- EXERCISE:
Restate the complete material exactly.

------------------------

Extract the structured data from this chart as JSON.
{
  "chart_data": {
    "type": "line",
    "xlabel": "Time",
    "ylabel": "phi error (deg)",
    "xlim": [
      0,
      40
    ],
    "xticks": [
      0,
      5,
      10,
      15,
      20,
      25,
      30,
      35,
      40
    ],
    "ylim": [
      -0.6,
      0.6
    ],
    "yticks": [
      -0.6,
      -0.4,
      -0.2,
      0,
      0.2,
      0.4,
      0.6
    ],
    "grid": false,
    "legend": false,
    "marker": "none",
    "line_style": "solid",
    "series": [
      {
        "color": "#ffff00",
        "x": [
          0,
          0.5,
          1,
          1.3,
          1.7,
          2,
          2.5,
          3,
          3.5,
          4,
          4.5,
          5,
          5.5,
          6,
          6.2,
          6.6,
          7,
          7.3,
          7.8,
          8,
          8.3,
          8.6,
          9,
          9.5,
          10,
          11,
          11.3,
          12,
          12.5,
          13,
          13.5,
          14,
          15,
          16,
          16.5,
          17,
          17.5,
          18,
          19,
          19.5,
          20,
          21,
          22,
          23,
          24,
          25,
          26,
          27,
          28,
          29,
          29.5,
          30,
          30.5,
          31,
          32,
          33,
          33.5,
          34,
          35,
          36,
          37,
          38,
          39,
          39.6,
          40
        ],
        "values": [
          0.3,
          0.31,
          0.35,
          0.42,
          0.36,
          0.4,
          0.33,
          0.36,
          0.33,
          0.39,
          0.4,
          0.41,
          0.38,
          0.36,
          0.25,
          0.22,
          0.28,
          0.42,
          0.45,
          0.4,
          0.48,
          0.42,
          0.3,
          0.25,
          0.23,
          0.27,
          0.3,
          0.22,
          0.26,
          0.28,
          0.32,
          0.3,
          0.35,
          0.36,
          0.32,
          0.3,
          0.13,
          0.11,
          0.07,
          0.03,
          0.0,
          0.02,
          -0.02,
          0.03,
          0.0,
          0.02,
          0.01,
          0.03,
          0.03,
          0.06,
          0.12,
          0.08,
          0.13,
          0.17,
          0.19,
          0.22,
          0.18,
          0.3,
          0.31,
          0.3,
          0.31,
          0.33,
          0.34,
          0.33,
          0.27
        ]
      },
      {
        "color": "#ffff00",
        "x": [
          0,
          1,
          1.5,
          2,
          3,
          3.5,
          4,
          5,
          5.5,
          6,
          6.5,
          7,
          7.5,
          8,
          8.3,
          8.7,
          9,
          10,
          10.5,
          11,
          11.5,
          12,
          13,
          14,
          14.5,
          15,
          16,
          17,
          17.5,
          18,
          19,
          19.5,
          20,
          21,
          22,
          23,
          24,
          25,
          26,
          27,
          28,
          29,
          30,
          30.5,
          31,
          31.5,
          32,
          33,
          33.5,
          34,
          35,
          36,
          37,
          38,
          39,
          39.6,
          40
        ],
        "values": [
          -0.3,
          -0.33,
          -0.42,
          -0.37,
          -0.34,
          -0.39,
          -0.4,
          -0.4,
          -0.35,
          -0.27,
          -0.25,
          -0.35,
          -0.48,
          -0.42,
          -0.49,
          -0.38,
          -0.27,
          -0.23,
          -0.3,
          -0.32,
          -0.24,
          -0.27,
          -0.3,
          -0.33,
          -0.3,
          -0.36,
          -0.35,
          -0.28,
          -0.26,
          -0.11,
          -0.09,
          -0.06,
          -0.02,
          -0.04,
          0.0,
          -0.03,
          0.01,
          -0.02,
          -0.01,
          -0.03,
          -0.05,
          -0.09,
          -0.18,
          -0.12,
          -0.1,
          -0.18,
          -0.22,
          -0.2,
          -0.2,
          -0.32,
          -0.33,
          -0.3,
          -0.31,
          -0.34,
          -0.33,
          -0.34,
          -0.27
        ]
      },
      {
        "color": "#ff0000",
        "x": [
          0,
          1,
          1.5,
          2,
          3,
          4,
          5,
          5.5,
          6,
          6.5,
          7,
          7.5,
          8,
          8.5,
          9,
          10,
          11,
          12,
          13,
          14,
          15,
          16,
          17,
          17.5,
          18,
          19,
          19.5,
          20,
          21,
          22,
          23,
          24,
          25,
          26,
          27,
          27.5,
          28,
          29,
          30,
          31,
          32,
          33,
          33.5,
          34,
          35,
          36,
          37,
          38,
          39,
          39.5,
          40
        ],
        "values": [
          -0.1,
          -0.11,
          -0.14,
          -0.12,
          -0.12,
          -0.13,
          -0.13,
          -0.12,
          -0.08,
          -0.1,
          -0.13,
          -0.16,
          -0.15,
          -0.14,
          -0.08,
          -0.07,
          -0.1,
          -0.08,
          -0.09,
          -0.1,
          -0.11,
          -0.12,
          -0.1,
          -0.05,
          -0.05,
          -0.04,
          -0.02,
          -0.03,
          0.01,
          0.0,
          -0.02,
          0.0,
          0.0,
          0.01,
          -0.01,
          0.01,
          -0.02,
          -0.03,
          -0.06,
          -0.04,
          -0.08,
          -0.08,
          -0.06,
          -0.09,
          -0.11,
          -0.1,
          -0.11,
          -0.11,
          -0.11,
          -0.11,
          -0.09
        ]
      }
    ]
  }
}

------------------------

- SOLUTION:
Extract the structured data from this chart as JSON.
{
  "chart_data": {
    "type": "line",
    "xlabel": "Time",
    "ylabel": "phi error (deg)",
    "xlim": [
      0,
      40
    ],
    "xticks": [
      0,
      5,
      10,
      15,
      20,
      25,
      30,
      35,
      40
    ],
    "ylim": [
      -0.6,
      0.6
    ],
    "yticks": [
      -0.6,
      -0.4,
      -0.2,
      0,
      0.2,
      0.4,
      0.6
    ],
    "grid": false,
    "legend": false,
    "marker": "none",
    "line_style": "solid",
    "series": [
      {
        "color": "#ffff00",
        "x": [
          0,
          0.5,
          1,
          1.3,
          1.7,
          2,
          2.5,
          3,
          3.5,
          4,
          4.5,
          5,
          5.5,
          6,
          6.2,
          6.6,
          7,
          7.3,
          7.8,
          8,
          8.3,
          8.6,
          9,
          9.5,
          10,
          11,
          11.3,
          12,
          12.5,
          13,
          13.5,
          14,
          15,
          16,
          16.5,
          17,
          17.5,
          18,
          19,
          19.5,
          20,
          21,
          22,
          23,
          24,
          25,
          26,
          27,
          28,
          29,
          29.5,
          30,
          30.5,
          31,
          32,
          33,
          33.5,
          34,
          35,
          36,
          37,
          38,
          39,
          39.6,
          40
        ],
        "values": [
          0.3,
          0.31,
          0.35,
          0.42,
          0.36,
          0.4,
          0.33,
          0.36,
          0.33,
          0.39,
          0.4,
          0.41,
          0.38,
          0.36,
          0.25,
          0.22,
          0.28,
          0.42,
          0.45,
          0.4,
          0.48,
          0.42,
          0.3,
          0.25,
          0.23,
          0.27,
          0.3,
          0.22,
          0.26,
          0.28,
          0.32,
          0.3,
          0.35,
          0.36,
          0.32,
          0.3,
          0.13,
          0.11,
          0.07,
          0.03,
          0.0,
          0.02,
          -0.02,
          0.03,
          0.0,
          0.02,
          0.01,
          0.03,
          0.03,
          0.06,
          0.12,
          0.08,
          0.13,
          0.17,
          0.19,
          0.22,
          0.18,
          0.3,
          0.31,
          0.3,
          0.31,
          0.33,
          0.34,
          0.33,
          0.27
        ]
      },
      {
        "color": "#ffff00",
        "x": [
          0,
          1,
          1.5,
          2,
          3,
          3.5,
          4,
          5,
          5.5,
          6,
          6.5,
          7,
          7.5,
          8,
          8.3,
          8.7,
          9,
          10,
          10.5,
          11,
          11.5,
          12,
          13,
          14,
          14.5,
          15,
          16,
          17,
          17.5,
          18,
          19,
          19.5,
          20,
          21,
          22,
          23,
          24,
          25,
          26,
          27,
          28,
          29,
          30,
          30.5,
          31,
          31.5,
          32,
          33,
          33.5,
          34,
          35,
          36,
          37,
          38,
          39,
          39.6,
          40
        ],
        "values": [
          -0.3,
          -0.33,
          -0.42,
          -0.37,
          -0.34,
          -0.39,
          -0.4,
          -0.4,
          -0.35,
          -0.27,
          -0.25,
          -0.35,
          -0.48,
          -0.42,
          -0.49,
          -0.38,
          -0.27,
          -0.23,
          -0.3,
          -0.32,
          -0.24,
          -0.27,
          -0.3,
          -0.33,
          -0.3,
          -0.36,
          -0.35,
          -0.28,
          -0.26,
          -0.11,
          -0.09,
          -0.06,
          -0.02,
          -0.04,
          0.0,
          -0.03,
          0.01,
          -0.02,
          -0.01,
          -0.03,
          -0.05,
          -0.09,
          -0.18,
          -0.12,
          -0.1,
          -0.18,
          -0.22,
          -0.2,
          -0.2,
          -0.32,
          -0.33,
          -0.3,
          -0.31,
          -0.34,
          -0.33,
          -0.34,
          -0.27
        ]
      },
      {
        "color": "#ff0000",
        "x": [
          0,
          1,
          1.5,
          2,
          3,
          4,
          5,
          5.5,
          6,
          6.5,
          7,
          7.5,
          8,
          8.5,
          9,
          10,
          11,
          12,
          13,
          14,
          15,
          16,
          17,
          17.5,
          18,
          19,
          19.5,
          20,
          21,
          22,
          23,
          24,
          25,
          26,
          27,
          27.5,
          28,
          29,
          30,
          31,
          32,
          33,
          33.5,
          34,
          35,
          36,
          37,
          38,
          39,
          39.5,
          40
        ],
        "values": [
          -0.1,
          -0.11,
          -0.14,
          -0.12,
          -0.12,
          -0.13,
          -0.13,
          -0.12,
          -0.08,
          -0.1,
          -0.13,
          -0.16,
          -0.15,
          -0.14,
          -0.08,
          -0.07,
          -0.1,
          -0.08,
          -0.09,
          -0.1,
          -0.11,
          -0.12,
          -0.1,
          -0.05,
          -0.05,
          -0.04,
          -0.02,
          -0.03,
          0.01,
          0.0,
          -0.02,
          0.0,
          0.0,
          0.01,
          -0.01,
          0.01,
          -0.02,
          -0.03,
          -0.06,
          -0.04,
          -0.08,
          -0.08,
          -0.06,
          -0.09,
          -0.11,
          -0.1,
          -0.11,
          -0.11,
          -0.11,
          -0.11,
          -0.09
        ]
      }
    ]
  }
}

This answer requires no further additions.